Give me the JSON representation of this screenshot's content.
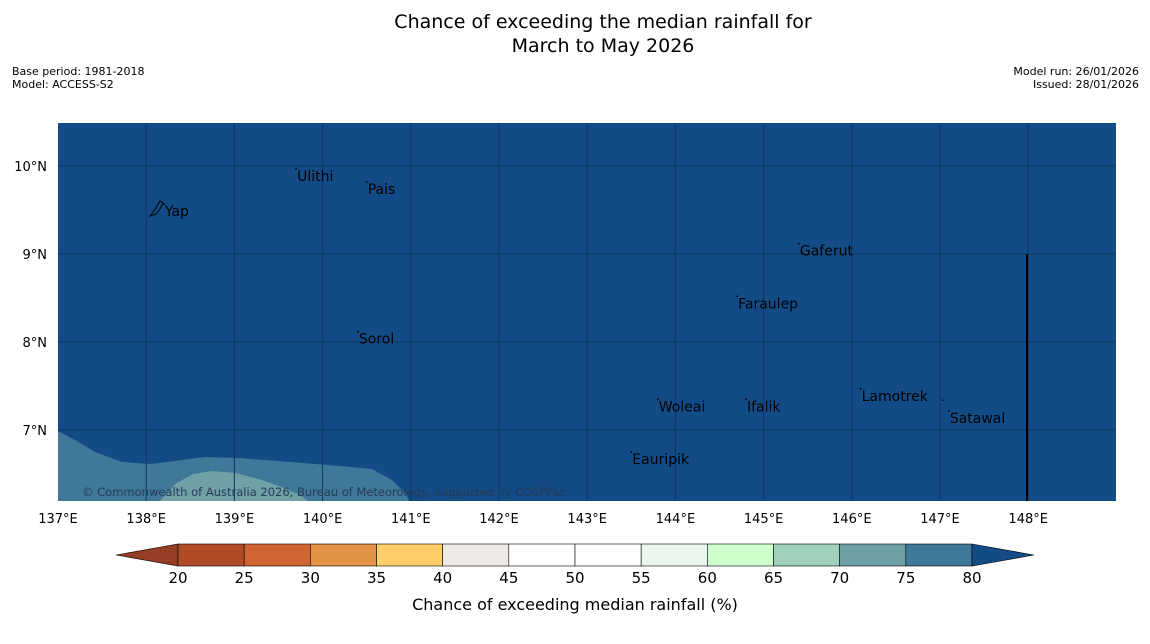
{
  "title": {
    "line1": "Chance of exceeding the median rainfall for",
    "line2": "March to May 2026"
  },
  "meta": {
    "base_period": "Base period: 1981-2018",
    "model": "Model: ACCESS-S2",
    "model_run": "Model run: 26/01/2026",
    "issued": "Issued: 28/01/2026"
  },
  "map": {
    "lon_range": [
      137,
      149
    ],
    "lat_range": [
      6.2,
      10.5
    ],
    "lon_ticks": [
      {
        "lon": 137,
        "label": "137°E"
      },
      {
        "lon": 138,
        "label": "138°E"
      },
      {
        "lon": 139,
        "label": "139°E"
      },
      {
        "lon": 140,
        "label": "140°E"
      },
      {
        "lon": 141,
        "label": "141°E"
      },
      {
        "lon": 142,
        "label": "142°E"
      },
      {
        "lon": 143,
        "label": "143°E"
      },
      {
        "lon": 144,
        "label": "144°E"
      },
      {
        "lon": 145,
        "label": "145°E"
      },
      {
        "lon": 146,
        "label": "146°E"
      },
      {
        "lon": 147,
        "label": "147°E"
      },
      {
        "lon": 148,
        "label": "148°E"
      }
    ],
    "lat_ticks": [
      {
        "lat": 10,
        "label": "10°N"
      },
      {
        "lat": 9,
        "label": "9°N"
      },
      {
        "lat": 8,
        "label": "8°N"
      },
      {
        "lat": 7,
        "label": "7°N"
      }
    ],
    "places": [
      {
        "name": "Yap",
        "lon": 138.2,
        "lat": 9.5
      },
      {
        "name": "Ulithi",
        "lon": 139.7,
        "lat": 9.9
      },
      {
        "name": "Pais",
        "lon": 140.5,
        "lat": 9.75
      },
      {
        "name": "Gaferut",
        "lon": 145.4,
        "lat": 9.05
      },
      {
        "name": "Faraulep",
        "lon": 144.7,
        "lat": 8.45
      },
      {
        "name": "Sorol",
        "lon": 140.4,
        "lat": 8.05
      },
      {
        "name": "Lamotrek",
        "lon": 146.1,
        "lat": 7.4
      },
      {
        "name": "Woleai",
        "lon": 143.8,
        "lat": 7.28
      },
      {
        "name": "Ifalik",
        "lon": 144.8,
        "lat": 7.28
      },
      {
        "name": "Satawal",
        "lon": 147.1,
        "lat": 7.15
      },
      {
        "name": "Eauripik",
        "lon": 143.5,
        "lat": 6.68
      }
    ],
    "ocean_color": "#134b86",
    "band_75_color": "#3f7898",
    "band_70_color": "#6fa0a6",
    "attribution": "© Commonwealth of Australia 2026, Bureau of Meteorology, supported by COSPPac"
  },
  "colorbar": {
    "label": "Chance of exceeding median rainfall (%)",
    "ticks": [
      "20",
      "25",
      "30",
      "35",
      "40",
      "45",
      "50",
      "55",
      "60",
      "65",
      "70",
      "75",
      "80"
    ],
    "under_color": "#973d23",
    "over_color": "#134b86",
    "colors": [
      "#b14a26",
      "#d06433",
      "#e29348",
      "#fece6b",
      "#ede9e4",
      "#ffffff",
      "#ffffff",
      "#eaf6ec",
      "#ccffcc",
      "#9fd0b9",
      "#6fa0a6",
      "#3f7898"
    ]
  }
}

———

> EXERCISE OBJECTIVE
Output every entry exactly as given; pictures are not part of the copy.

> WORKED SOLUTION
Give me the JSON representation of this screenshot's content.
{
  "title": {
    "line1": "Chance of exceeding the median rainfall for",
    "line2": "March to May 2026"
  },
  "meta": {
    "base_period": "Base period: 1981-2018",
    "model": "Model: ACCESS-S2",
    "model_run": "Model run: 26/01/2026",
    "issued": "Issued: 28/01/2026"
  },
  "map": {
    "lon_range": [
      137,
      149
    ],
    "lat_range": [
      6.2,
      10.5
    ],
    "lon_ticks": [
      {
        "lon": 137,
        "label": "137°E"
      },
      {
        "lon": 138,
        "label": "138°E"
      },
      {
        "lon": 139,
        "label": "139°E"
      },
      {
        "lon": 140,
        "label": "140°E"
      },
      {
        "lon": 141,
        "label": "141°E"
      },
      {
        "lon": 142,
        "label": "142°E"
      },
      {
        "lon": 143,
        "label": "143°E"
      },
      {
        "lon": 144,
        "label": "144°E"
      },
      {
        "lon": 145,
        "label": "145°E"
      },
      {
        "lon": 146,
        "label": "146°E"
      },
      {
        "lon": 147,
        "label": "147°E"
      },
      {
        "lon": 148,
        "label": "148°E"
      }
    ],
    "lat_ticks": [
      {
        "lat": 10,
        "label": "10°N"
      },
      {
        "lat": 9,
        "label": "9°N"
      },
      {
        "lat": 8,
        "label": "8°N"
      },
      {
        "lat": 7,
        "label": "7°N"
      }
    ],
    "places": [
      {
        "name": "Yap",
        "lon": 138.2,
        "lat": 9.5
      },
      {
        "name": "Ulithi",
        "lon": 139.7,
        "lat": 9.9
      },
      {
        "name": "Pais",
        "lon": 140.5,
        "lat": 9.75
      },
      {
        "name": "Gaferut",
        "lon": 145.4,
        "lat": 9.05
      },
      {
        "name": "Faraulep",
        "lon": 144.7,
        "lat": 8.45
      },
      {
        "name": "Sorol",
        "lon": 140.4,
        "lat": 8.05
      },
      {
        "name": "Lamotrek",
        "lon": 146.1,
        "lat": 7.4
      },
      {
        "name": "Woleai",
        "lon": 143.8,
        "lat": 7.28
      },
      {
        "name": "Ifalik",
        "lon": 144.8,
        "lat": 7.28
      },
      {
        "name": "Satawal",
        "lon": 147.1,
        "lat": 7.15
      },
      {
        "name": "Eauripik",
        "lon": 143.5,
        "lat": 6.68
      }
    ],
    "ocean_color": "#134b86",
    "band_75_color": "#3f7898",
    "band_70_color": "#6fa0a6",
    "attribution": "© Commonwealth of Australia 2026, Bureau of Meteorology, supported by COSPPac"
  },
  "colorbar": {
    "label": "Chance of exceeding median rainfall (%)",
    "ticks": [
      "20",
      "25",
      "30",
      "35",
      "40",
      "45",
      "50",
      "55",
      "60",
      "65",
      "70",
      "75",
      "80"
    ],
    "under_color": "#973d23",
    "over_color": "#134b86",
    "colors": [
      "#b14a26",
      "#d06433",
      "#e29348",
      "#fece6b",
      "#ede9e4",
      "#ffffff",
      "#ffffff",
      "#eaf6ec",
      "#ccffcc",
      "#9fd0b9",
      "#6fa0a6",
      "#3f7898"
    ]
  }
}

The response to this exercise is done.